<<<<
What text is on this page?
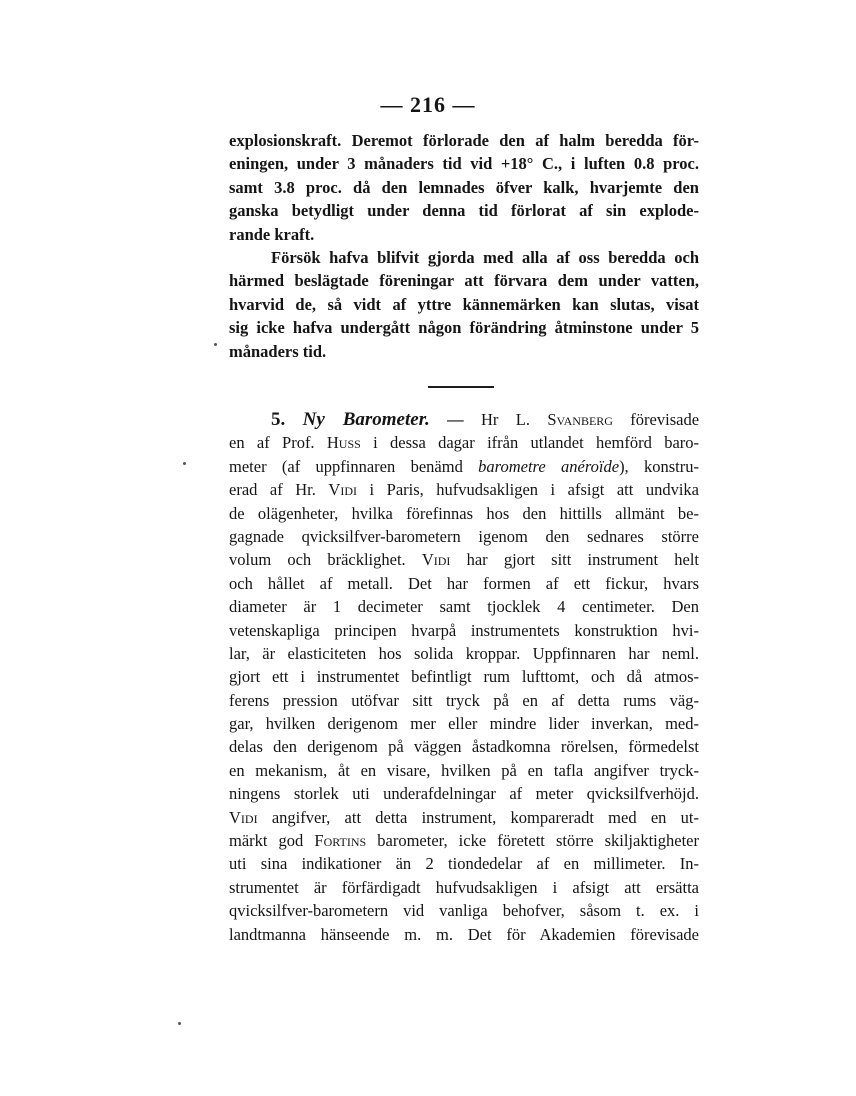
— 216 —
explosionskraft. Deremot förlorade den af halm beredda för-
eningen, under 3 månaders tid vid +18° C., i luften 0.8 proc.
samt 3.8 proc. då den lemnades öfver kalk, hvarjemte den
ganska betydligt under denna tid förlorat af sin explode-
rande kraft.
Försök hafva blifvit gjorda med alla af oss beredda och
härmed beslägtade föreningar att förvara dem under vatten,
hvarvid de, så vidt af yttre kännemärken kan slutas, visat
sig icke hafva undergått någon förändring åtminstone under 5
månaders tid.
5. Ny Barometer. — Hr L. Svanberg förevisade
en af Prof. Huss i dessa dagar ifrån utlandet hemförd baro-
meter (af uppfinnaren benämd barometre anéroïde), konstru-
erad af Hr. Vidi i Paris, hufvudsakligen i afsigt att undvika
de olägenheter, hvilka förefinnas hos den hittills allmänt be-
gagnade qvicksilfver-barometern igenom den sednares större
volum och bräcklighet. Vidi har gjort sitt instrument helt
och hållet af metall. Det har formen af ett fickur, hvars
diameter är 1 decimeter samt tjocklek 4 centimeter. Den
vetenskapliga principen hvarpå instrumentets konstruktion hvi-
lar, är elasticiteten hos solida kroppar. Uppfinnaren har neml.
gjort ett i instrumentet befintligt rum lufttomt, och då atmos-
ferens pression utöfvar sitt tryck på en af detta rums väg-
gar, hvilken derigenom mer eller mindre lider inverkan, med-
delas den derigenom på väggen åstadkomna rörelsen, förmedelst
en mekanism, åt en visare, hvilken på en tafla angifver tryck-
ningens storlek uti underafdelningar af meter qvicksilfverhöjd.
Vidi angifver, att detta instrument, kompareradt med en ut-
märkt god Fortins barometer, icke företett större skiljaktigheter
uti sina indikationer än 2 tiondedelar af en millimeter. In-
strumentet är förfärdigadt hufvudsakligen i afsigt att ersätta
qvicksilfver-barometern vid vanliga behofver, såsom t. ex. i
landtmanna hänseende m. m. Det för Akademien förevisade
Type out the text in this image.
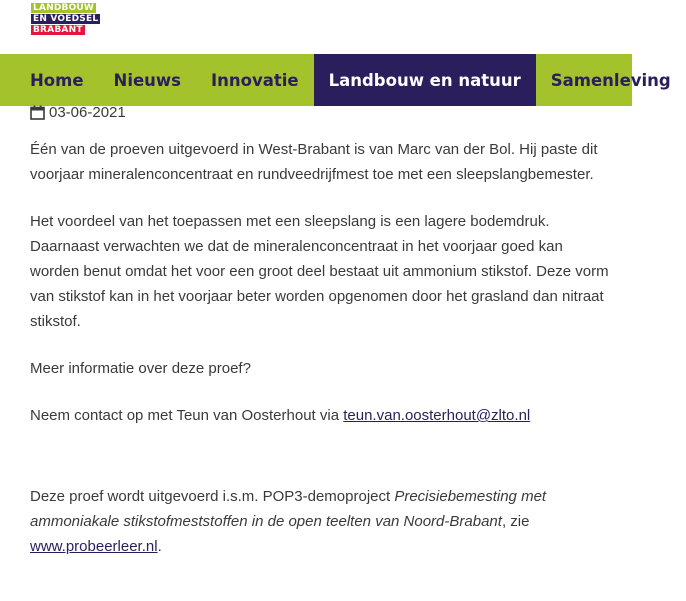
LANDBOUW
EN VOEDSEL
BRABANT
Home	Nieuws	Innovatie	Landbouw en natuur	Samenleving
03-06-2021

Één van de proeven uitgevoerd in West-Brabant is van Marc van der Bol. Hij paste dit voorjaar mineralenconcentraat en rundveedrijfmest toe met een sleepslangbemester.

Het voordeel van het toepassen met een sleepslang is een lagere bodemdruk. Daarnaast verwachten we dat de mineralenconcentraat in het voorjaar goed kan worden benut omdat het voor een groot deel bestaat uit ammonium stikstof. Deze vorm van stikstof kan in het voorjaar beter worden opgenomen door het grasland dan nitraat stikstof.

Meer informatie over deze proef?

Neem contact op met Teun van Oosterhout via teun.van.oosterhout@zlto.nl

Deze proef wordt uitgevoerd i.s.m. POP3-demoproject Precisiebemesting met ammoniakale stikstofmeststoffen in de open teelten van Noord-Brabant, zie www.probeerleer.nl.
>>>>
→ Aim of the task
Make an exact copy of the listing above. Do not include the pictures.

→ Answer area
What text is on this page?
— 216 —
explosionskraft. Deremot förlorade den af halm beredda för-
eningen, under 3 månaders tid vid +18° C., i luften 0.8 proc.
samt 3.8 proc. då den lemnades öfver kalk, hvarjemte den
ganska betydligt under denna tid förlorat af sin explode-
rande kraft.
Försök hafva blifvit gjorda med alla af oss beredda och
härmed beslägtade föreningar att förvara dem under vatten,
hvarvid de, så vidt af yttre kännemärken kan slutas, visat
sig icke hafva undergått någon förändring åtminstone under 5
månaders tid.
5. Ny Barometer. — Hr L. Svanberg förevisade
en af Prof. Huss i dessa dagar ifrån utlandet hemförd baro-
meter (af uppfinnaren benämd barometre anéroïde), konstru-
erad af Hr. Vidi i Paris, hufvudsakligen i afsigt att undvika
de olägenheter, hvilka förefinnas hos den hittills allmänt be-
gagnade qvicksilfver-barometern igenom den sednares större
volum och bräcklighet. Vidi har gjort sitt instrument helt
och hållet af metall. Det har formen af ett fickur, hvars
diameter är 1 decimeter samt tjocklek 4 centimeter. Den
vetenskapliga principen hvarpå instrumentets konstruktion hvi-
lar, är elasticiteten hos solida kroppar. Uppfinnaren har neml.
gjort ett i instrumentet befintligt rum lufttomt, och då atmos-
ferens pression utöfvar sitt tryck på en af detta rums väg-
gar, hvilken derigenom mer eller mindre lider inverkan, med-
delas den derigenom på väggen åstadkomna rörelsen, förmedelst
en mekanism, åt en visare, hvilken på en tafla angifver tryck-
ningens storlek uti underafdelningar af meter qvicksilfverhöjd.
Vidi angifver, att detta instrument, kompareradt med en ut-
märkt god Fortins barometer, icke företett större skiljaktigheter
uti sina indikationer än 2 tiondedelar af en millimeter. In-
strumentet är förfärdigadt hufvudsakligen i afsigt att ersätta
qvicksilfver-barometern vid vanliga behofver, såsom t. ex. i
landtmanna hänseende m. m. Det för Akademien förevisade
Type out the text in this image.
LANDBOUW
EN VOEDSEL
BRABANT
Home	Nieuws	Innovatie	Landbouw en natuur	Samenleving
03-06-2021

Één van de proeven uitgevoerd in West-Brabant is van Marc van der Bol. Hij paste dit voorjaar mineralenconcentraat en rundveedrijfmest toe met een sleepslangbemester.

Het voordeel van het toepassen met een sleepslang is een lagere bodemdruk. Daarnaast verwachten we dat de mineralenconcentraat in het voorjaar goed kan worden benut omdat het voor een groot deel bestaat uit ammonium stikstof. Deze vorm van stikstof kan in het voorjaar beter worden opgenomen door het grasland dan nitraat stikstof.

Meer informatie over deze proef?

Neem contact op met Teun van Oosterhout via teun.van.oosterhout@zlto.nl

Deze proef wordt uitgevoerd i.s.m. POP3-demoproject Precisiebemesting met ammoniakale stikstofmeststoffen in de open teelten van Noord-Brabant, zie www.probeerleer.nl.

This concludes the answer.